Among the entries below, find how many lines carry the word "OPEN" and state only that figure.

──────── SUPPLIED DATA

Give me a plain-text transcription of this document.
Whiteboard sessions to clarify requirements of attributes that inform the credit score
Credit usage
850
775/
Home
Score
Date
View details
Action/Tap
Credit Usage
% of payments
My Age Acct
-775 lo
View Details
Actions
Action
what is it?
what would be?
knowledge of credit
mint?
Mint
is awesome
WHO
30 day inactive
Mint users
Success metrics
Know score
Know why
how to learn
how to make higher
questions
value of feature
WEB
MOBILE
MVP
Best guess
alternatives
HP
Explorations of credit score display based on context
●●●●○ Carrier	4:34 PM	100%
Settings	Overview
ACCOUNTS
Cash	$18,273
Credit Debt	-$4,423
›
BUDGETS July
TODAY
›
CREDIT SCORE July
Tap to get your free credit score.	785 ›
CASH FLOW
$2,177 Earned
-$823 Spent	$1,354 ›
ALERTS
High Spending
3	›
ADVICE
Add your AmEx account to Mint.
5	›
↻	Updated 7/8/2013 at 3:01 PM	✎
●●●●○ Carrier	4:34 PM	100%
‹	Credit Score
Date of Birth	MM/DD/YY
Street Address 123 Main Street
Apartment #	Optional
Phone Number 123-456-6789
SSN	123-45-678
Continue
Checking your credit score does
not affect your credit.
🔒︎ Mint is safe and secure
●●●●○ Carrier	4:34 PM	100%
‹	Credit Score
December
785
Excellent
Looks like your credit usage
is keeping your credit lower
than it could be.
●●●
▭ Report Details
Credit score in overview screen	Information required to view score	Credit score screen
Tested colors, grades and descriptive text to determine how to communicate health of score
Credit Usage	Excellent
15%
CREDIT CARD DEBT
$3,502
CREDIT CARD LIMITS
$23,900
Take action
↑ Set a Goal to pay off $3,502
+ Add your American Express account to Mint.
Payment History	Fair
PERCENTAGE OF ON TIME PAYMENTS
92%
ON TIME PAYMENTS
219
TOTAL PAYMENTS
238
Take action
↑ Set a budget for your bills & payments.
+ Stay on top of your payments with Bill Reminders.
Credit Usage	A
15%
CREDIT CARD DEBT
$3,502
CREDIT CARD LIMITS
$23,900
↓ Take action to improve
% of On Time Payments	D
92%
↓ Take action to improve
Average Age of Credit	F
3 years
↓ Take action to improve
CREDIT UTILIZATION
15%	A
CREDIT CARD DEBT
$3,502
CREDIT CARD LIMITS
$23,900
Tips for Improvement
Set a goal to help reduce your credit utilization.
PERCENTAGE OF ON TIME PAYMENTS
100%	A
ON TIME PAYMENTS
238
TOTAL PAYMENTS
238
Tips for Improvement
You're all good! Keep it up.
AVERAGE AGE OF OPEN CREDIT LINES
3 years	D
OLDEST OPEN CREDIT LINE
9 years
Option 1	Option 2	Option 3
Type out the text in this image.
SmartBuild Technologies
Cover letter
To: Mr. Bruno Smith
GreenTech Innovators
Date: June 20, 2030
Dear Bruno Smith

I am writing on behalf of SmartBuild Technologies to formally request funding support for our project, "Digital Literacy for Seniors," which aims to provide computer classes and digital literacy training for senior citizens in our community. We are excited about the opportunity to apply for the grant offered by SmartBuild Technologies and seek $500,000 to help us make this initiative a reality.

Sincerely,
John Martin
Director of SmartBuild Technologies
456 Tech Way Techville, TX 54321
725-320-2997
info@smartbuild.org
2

────────────────

WRITTEN RESPONSE →
2